START DATA FOR THE TASK
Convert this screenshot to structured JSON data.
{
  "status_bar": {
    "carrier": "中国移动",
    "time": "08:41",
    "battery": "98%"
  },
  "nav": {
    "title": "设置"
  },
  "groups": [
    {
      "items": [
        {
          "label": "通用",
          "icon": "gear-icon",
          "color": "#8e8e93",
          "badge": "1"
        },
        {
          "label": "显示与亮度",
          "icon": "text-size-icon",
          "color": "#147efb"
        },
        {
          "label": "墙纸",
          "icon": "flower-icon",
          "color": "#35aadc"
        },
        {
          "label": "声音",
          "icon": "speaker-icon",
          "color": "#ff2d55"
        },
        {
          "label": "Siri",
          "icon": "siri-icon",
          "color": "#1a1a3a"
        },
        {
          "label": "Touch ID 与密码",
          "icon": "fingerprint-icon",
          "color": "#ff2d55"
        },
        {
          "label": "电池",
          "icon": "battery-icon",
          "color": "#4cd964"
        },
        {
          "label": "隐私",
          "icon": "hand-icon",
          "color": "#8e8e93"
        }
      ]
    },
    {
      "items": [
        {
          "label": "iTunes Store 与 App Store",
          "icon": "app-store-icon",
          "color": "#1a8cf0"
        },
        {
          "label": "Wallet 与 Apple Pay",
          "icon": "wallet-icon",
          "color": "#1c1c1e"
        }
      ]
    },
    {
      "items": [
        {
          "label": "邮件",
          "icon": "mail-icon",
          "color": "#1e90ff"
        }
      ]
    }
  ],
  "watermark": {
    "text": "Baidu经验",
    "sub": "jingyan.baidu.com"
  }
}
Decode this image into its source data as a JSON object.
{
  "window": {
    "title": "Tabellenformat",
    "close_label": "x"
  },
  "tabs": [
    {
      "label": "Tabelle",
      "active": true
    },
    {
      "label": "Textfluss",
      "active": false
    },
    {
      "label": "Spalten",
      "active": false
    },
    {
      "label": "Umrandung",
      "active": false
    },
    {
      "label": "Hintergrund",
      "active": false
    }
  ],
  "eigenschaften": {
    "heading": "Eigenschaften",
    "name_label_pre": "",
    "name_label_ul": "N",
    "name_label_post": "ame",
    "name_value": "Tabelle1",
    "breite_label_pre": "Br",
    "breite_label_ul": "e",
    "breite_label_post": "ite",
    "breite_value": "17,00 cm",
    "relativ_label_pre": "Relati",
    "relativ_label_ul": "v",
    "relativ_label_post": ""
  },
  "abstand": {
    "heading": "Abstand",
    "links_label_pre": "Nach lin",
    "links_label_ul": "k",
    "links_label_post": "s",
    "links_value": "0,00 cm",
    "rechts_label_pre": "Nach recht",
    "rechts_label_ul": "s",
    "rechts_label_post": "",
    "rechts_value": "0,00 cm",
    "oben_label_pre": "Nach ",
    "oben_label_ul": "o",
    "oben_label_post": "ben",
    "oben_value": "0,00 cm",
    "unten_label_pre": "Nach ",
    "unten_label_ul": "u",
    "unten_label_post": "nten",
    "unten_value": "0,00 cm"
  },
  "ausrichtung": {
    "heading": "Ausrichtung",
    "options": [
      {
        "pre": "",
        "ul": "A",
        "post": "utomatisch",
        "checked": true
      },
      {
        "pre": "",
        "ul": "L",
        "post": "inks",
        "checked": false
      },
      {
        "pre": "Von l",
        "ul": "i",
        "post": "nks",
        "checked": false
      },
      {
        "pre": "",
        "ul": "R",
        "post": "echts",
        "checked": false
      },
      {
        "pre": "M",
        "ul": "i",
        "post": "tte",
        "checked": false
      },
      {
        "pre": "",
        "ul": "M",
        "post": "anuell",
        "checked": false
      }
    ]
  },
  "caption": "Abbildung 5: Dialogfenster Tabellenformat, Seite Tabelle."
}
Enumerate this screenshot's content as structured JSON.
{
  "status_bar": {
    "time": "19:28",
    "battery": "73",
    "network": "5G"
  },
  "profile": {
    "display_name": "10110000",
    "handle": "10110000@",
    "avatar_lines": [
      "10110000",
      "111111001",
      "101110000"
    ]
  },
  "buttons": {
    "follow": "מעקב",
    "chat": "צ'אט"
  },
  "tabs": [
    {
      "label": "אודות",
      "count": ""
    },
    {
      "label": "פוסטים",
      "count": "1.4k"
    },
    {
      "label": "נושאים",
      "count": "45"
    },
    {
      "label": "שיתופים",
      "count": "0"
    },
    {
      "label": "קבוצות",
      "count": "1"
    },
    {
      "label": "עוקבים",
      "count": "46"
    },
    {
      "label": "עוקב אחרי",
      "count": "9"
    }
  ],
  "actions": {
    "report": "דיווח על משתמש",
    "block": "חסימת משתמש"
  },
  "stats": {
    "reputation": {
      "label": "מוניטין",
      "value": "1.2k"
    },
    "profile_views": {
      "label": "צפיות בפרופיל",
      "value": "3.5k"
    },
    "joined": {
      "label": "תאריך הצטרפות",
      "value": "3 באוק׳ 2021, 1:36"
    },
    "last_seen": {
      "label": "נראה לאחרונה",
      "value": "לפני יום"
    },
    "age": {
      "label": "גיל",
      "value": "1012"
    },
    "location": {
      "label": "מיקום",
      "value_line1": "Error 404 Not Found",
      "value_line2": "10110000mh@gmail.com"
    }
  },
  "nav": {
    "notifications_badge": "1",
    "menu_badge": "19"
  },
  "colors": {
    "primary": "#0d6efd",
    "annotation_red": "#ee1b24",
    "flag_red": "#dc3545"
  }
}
END DATA FOR THE TASK
- **EXERCISE DIRECTIONS**: Copy the data above in full, character for character.

- **ANSWER FOR THIS EXERCISE**:
Convert this screenshot to structured JSON data.
{
  "status_bar": {
    "carrier": "中国移动",
    "time": "08:41",
    "battery": "98%"
  },
  "nav": {
    "title": "设置"
  },
  "groups": [
    {
      "items": [
        {
          "label": "通用",
          "icon": "gear-icon",
          "color": "#8e8e93",
          "badge": "1"
        },
        {
          "label": "显示与亮度",
          "icon": "text-size-icon",
          "color": "#147efb"
        },
        {
          "label": "墙纸",
          "icon": "flower-icon",
          "color": "#35aadc"
        },
        {
          "label": "声音",
          "icon": "speaker-icon",
          "color": "#ff2d55"
        },
        {
          "label": "Siri",
          "icon": "siri-icon",
          "color": "#1a1a3a"
        },
        {
          "label": "Touch ID 与密码",
          "icon": "fingerprint-icon",
          "color": "#ff2d55"
        },
        {
          "label": "电池",
          "icon": "battery-icon",
          "color": "#4cd964"
        },
        {
          "label": "隐私",
          "icon": "hand-icon",
          "color": "#8e8e93"
        }
      ]
    },
    {
      "items": [
        {
          "label": "iTunes Store 与 App Store",
          "icon": "app-store-icon",
          "color": "#1a8cf0"
        },
        {
          "label": "Wallet 与 Apple Pay",
          "icon": "wallet-icon",
          "color": "#1c1c1e"
        }
      ]
    },
    {
      "items": [
        {
          "label": "邮件",
          "icon": "mail-icon",
          "color": "#1e90ff"
        }
      ]
    }
  ],
  "watermark": {
    "text": "Baidu经验",
    "sub": "jingyan.baidu.com"
  }
}
Decode this image into its source data as a JSON object.
{
  "window": {
    "title": "Tabellenformat",
    "close_label": "x"
  },
  "tabs": [
    {
      "label": "Tabelle",
      "active": true
    },
    {
      "label": "Textfluss",
      "active": false
    },
    {
      "label": "Spalten",
      "active": false
    },
    {
      "label": "Umrandung",
      "active": false
    },
    {
      "label": "Hintergrund",
      "active": false
    }
  ],
  "eigenschaften": {
    "heading": "Eigenschaften",
    "name_label_pre": "",
    "name_label_ul": "N",
    "name_label_post": "ame",
    "name_value": "Tabelle1",
    "breite_label_pre": "Br",
    "breite_label_ul": "e",
    "breite_label_post": "ite",
    "breite_value": "17,00 cm",
    "relativ_label_pre": "Relati",
    "relativ_label_ul": "v",
    "relativ_label_post": ""
  },
  "abstand": {
    "heading": "Abstand",
    "links_label_pre": "Nach lin",
    "links_label_ul": "k",
    "links_label_post": "s",
    "links_value": "0,00 cm",
    "rechts_label_pre": "Nach recht",
    "rechts_label_ul": "s",
    "rechts_label_post": "",
    "rechts_value": "0,00 cm",
    "oben_label_pre": "Nach ",
    "oben_label_ul": "o",
    "oben_label_post": "ben",
    "oben_value": "0,00 cm",
    "unten_label_pre": "Nach ",
    "unten_label_ul": "u",
    "unten_label_post": "nten",
    "unten_value": "0,00 cm"
  },
  "ausrichtung": {
    "heading": "Ausrichtung",
    "options": [
      {
        "pre": "",
        "ul": "A",
        "post": "utomatisch",
        "checked": true
      },
      {
        "pre": "",
        "ul": "L",
        "post": "inks",
        "checked": false
      },
      {
        "pre": "Von l",
        "ul": "i",
        "post": "nks",
        "checked": false
      },
      {
        "pre": "",
        "ul": "R",
        "post": "echts",
        "checked": false
      },
      {
        "pre": "M",
        "ul": "i",
        "post": "tte",
        "checked": false
      },
      {
        "pre": "",
        "ul": "M",
        "post": "anuell",
        "checked": false
      }
    ]
  },
  "caption": "Abbildung 5: Dialogfenster Tabellenformat, Seite Tabelle."
}
Enumerate this screenshot's content as structured JSON.
{
  "status_bar": {
    "time": "19:28",
    "battery": "73",
    "network": "5G"
  },
  "profile": {
    "display_name": "10110000",
    "handle": "10110000@",
    "avatar_lines": [
      "10110000",
      "111111001",
      "101110000"
    ]
  },
  "buttons": {
    "follow": "מעקב",
    "chat": "צ'אט"
  },
  "tabs": [
    {
      "label": "אודות",
      "count": ""
    },
    {
      "label": "פוסטים",
      "count": "1.4k"
    },
    {
      "label": "נושאים",
      "count": "45"
    },
    {
      "label": "שיתופים",
      "count": "0"
    },
    {
      "label": "קבוצות",
      "count": "1"
    },
    {
      "label": "עוקבים",
      "count": "46"
    },
    {
      "label": "עוקב אחרי",
      "count": "9"
    }
  ],
  "actions": {
    "report": "דיווח על משתמש",
    "block": "חסימת משתמש"
  },
  "stats": {
    "reputation": {
      "label": "מוניטין",
      "value": "1.2k"
    },
    "profile_views": {
      "label": "צפיות בפרופיל",
      "value": "3.5k"
    },
    "joined": {
      "label": "תאריך הצטרפות",
      "value": "3 באוק׳ 2021, 1:36"
    },
    "last_seen": {
      "label": "נראה לאחרונה",
      "value": "לפני יום"
    },
    "age": {
      "label": "גיל",
      "value": "1012"
    },
    "location": {
      "label": "מיקום",
      "value_line1": "Error 404 Not Found",
      "value_line2": "10110000mh@gmail.com"
    }
  },
  "nav": {
    "notifications_badge": "1",
    "menu_badge": "19"
  },
  "colors": {
    "primary": "#0d6efd",
    "annotation_red": "#ee1b24",
    "flag_red": "#dc3545"
  }
}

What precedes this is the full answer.